■ GOAL ■
Output every entry exactly, from the first line to the last.

■ ENTRIES SUPPLIED ■
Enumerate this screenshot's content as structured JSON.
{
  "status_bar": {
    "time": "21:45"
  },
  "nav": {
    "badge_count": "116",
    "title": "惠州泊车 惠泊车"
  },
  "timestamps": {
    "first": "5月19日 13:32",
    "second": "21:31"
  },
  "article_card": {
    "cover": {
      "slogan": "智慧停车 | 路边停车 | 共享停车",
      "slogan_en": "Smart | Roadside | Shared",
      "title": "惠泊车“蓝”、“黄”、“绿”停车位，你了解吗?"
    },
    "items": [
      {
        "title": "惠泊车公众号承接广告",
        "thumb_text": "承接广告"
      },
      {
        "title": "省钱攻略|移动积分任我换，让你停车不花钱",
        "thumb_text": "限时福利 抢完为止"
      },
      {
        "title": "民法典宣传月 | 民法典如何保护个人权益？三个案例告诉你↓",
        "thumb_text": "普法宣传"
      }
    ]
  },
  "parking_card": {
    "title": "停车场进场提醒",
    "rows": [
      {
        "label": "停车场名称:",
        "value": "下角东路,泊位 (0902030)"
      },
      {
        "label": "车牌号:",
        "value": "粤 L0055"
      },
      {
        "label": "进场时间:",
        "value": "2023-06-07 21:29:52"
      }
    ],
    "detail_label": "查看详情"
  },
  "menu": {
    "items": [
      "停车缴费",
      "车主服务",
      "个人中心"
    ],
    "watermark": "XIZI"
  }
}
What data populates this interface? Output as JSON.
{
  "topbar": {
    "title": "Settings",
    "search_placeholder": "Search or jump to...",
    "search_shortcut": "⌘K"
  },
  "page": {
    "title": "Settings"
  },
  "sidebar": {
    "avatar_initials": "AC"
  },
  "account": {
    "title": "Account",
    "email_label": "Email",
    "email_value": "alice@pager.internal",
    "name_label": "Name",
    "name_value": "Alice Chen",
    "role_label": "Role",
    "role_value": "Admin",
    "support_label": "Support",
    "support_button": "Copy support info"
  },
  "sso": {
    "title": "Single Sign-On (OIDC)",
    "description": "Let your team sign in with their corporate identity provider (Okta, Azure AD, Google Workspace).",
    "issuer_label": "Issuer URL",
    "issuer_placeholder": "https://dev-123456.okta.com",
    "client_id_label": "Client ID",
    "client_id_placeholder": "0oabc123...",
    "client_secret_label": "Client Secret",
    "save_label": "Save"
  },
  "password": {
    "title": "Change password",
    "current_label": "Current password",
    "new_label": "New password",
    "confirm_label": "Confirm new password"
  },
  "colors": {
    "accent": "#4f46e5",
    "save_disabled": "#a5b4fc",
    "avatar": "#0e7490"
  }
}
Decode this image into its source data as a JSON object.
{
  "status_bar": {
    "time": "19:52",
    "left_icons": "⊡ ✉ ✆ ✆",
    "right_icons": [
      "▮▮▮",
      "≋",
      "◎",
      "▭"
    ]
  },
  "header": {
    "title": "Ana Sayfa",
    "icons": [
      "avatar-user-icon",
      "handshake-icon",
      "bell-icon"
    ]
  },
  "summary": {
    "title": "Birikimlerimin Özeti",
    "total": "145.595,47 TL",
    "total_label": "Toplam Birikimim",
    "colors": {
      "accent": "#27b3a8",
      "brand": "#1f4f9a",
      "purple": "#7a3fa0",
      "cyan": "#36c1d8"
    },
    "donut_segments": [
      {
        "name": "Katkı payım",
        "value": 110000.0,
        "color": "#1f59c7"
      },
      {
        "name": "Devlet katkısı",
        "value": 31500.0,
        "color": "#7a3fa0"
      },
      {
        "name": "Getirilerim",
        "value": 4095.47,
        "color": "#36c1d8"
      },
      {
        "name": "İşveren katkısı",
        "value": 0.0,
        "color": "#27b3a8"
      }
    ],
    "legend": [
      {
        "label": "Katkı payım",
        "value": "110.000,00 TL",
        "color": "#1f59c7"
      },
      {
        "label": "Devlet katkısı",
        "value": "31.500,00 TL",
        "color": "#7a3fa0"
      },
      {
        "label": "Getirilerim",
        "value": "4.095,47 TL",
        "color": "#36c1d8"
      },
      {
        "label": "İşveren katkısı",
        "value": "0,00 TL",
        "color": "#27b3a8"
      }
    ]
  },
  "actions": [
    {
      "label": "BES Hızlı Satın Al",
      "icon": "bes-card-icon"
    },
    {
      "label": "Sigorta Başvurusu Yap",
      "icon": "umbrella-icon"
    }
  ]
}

■ EXERCISE SOLUTION ■
Enumerate this screenshot's content as structured JSON.
{
  "status_bar": {
    "time": "21:45"
  },
  "nav": {
    "badge_count": "116",
    "title": "惠州泊车 惠泊车"
  },
  "timestamps": {
    "first": "5月19日 13:32",
    "second": "21:31"
  },
  "article_card": {
    "cover": {
      "slogan": "智慧停车 | 路边停车 | 共享停车",
      "slogan_en": "Smart | Roadside | Shared",
      "title": "惠泊车“蓝”、“黄”、“绿”停车位，你了解吗?"
    },
    "items": [
      {
        "title": "惠泊车公众号承接广告",
        "thumb_text": "承接广告"
      },
      {
        "title": "省钱攻略|移动积分任我换，让你停车不花钱",
        "thumb_text": "限时福利 抢完为止"
      },
      {
        "title": "民法典宣传月 | 民法典如何保护个人权益？三个案例告诉你↓",
        "thumb_text": "普法宣传"
      }
    ]
  },
  "parking_card": {
    "title": "停车场进场提醒",
    "rows": [
      {
        "label": "停车场名称:",
        "value": "下角东路,泊位 (0902030)"
      },
      {
        "label": "车牌号:",
        "value": "粤 L0055"
      },
      {
        "label": "进场时间:",
        "value": "2023-06-07 21:29:52"
      }
    ],
    "detail_label": "查看详情"
  },
  "menu": {
    "items": [
      "停车缴费",
      "车主服务",
      "个人中心"
    ],
    "watermark": "XIZI"
  }
}
What data populates this interface? Output as JSON.
{
  "topbar": {
    "title": "Settings",
    "search_placeholder": "Search or jump to...",
    "search_shortcut": "⌘K"
  },
  "page": {
    "title": "Settings"
  },
  "sidebar": {
    "avatar_initials": "AC"
  },
  "account": {
    "title": "Account",
    "email_label": "Email",
    "email_value": "alice@pager.internal",
    "name_label": "Name",
    "name_value": "Alice Chen",
    "role_label": "Role",
    "role_value": "Admin",
    "support_label": "Support",
    "support_button": "Copy support info"
  },
  "sso": {
    "title": "Single Sign-On (OIDC)",
    "description": "Let your team sign in with their corporate identity provider (Okta, Azure AD, Google Workspace).",
    "issuer_label": "Issuer URL",
    "issuer_placeholder": "https://dev-123456.okta.com",
    "client_id_label": "Client ID",
    "client_id_placeholder": "0oabc123...",
    "client_secret_label": "Client Secret",
    "save_label": "Save"
  },
  "password": {
    "title": "Change password",
    "current_label": "Current password",
    "new_label": "New password",
    "confirm_label": "Confirm new password"
  },
  "colors": {
    "accent": "#4f46e5",
    "save_disabled": "#a5b4fc",
    "avatar": "#0e7490"
  }
}
Decode this image into its source data as a JSON object.
{
  "status_bar": {
    "time": "19:52",
    "left_icons": "⊡ ✉ ✆ ✆",
    "right_icons": [
      "▮▮▮",
      "≋",
      "◎",
      "▭"
    ]
  },
  "header": {
    "title": "Ana Sayfa",
    "icons": [
      "avatar-user-icon",
      "handshake-icon",
      "bell-icon"
    ]
  },
  "summary": {
    "title": "Birikimlerimin Özeti",
    "total": "145.595,47 TL",
    "total_label": "Toplam Birikimim",
    "colors": {
      "accent": "#27b3a8",
      "brand": "#1f4f9a",
      "purple": "#7a3fa0",
      "cyan": "#36c1d8"
    },
    "donut_segments": [
      {
        "name": "Katkı payım",
        "value": 110000.0,
        "color": "#1f59c7"
      },
      {
        "name": "Devlet katkısı",
        "value": 31500.0,
        "color": "#7a3fa0"
      },
      {
        "name": "Getirilerim",
        "value": 4095.47,
        "color": "#36c1d8"
      },
      {
        "name": "İşveren katkısı",
        "value": 0.0,
        "color": "#27b3a8"
      }
    ],
    "legend": [
      {
        "label": "Katkı payım",
        "value": "110.000,00 TL",
        "color": "#1f59c7"
      },
      {
        "label": "Devlet katkısı",
        "value": "31.500,00 TL",
        "color": "#7a3fa0"
      },
      {
        "label": "Getirilerim",
        "value": "4.095,47 TL",
        "color": "#36c1d8"
      },
      {
        "label": "İşveren katkısı",
        "value": "0,00 TL",
        "color": "#27b3a8"
      }
    ]
  },
  "actions": [
    {
      "label": "BES Hızlı Satın Al",
      "icon": "bes-card-icon"
    },
    {
      "label": "Sigorta Başvurusu Yap",
      "icon": "umbrella-icon"
    }
  ]
}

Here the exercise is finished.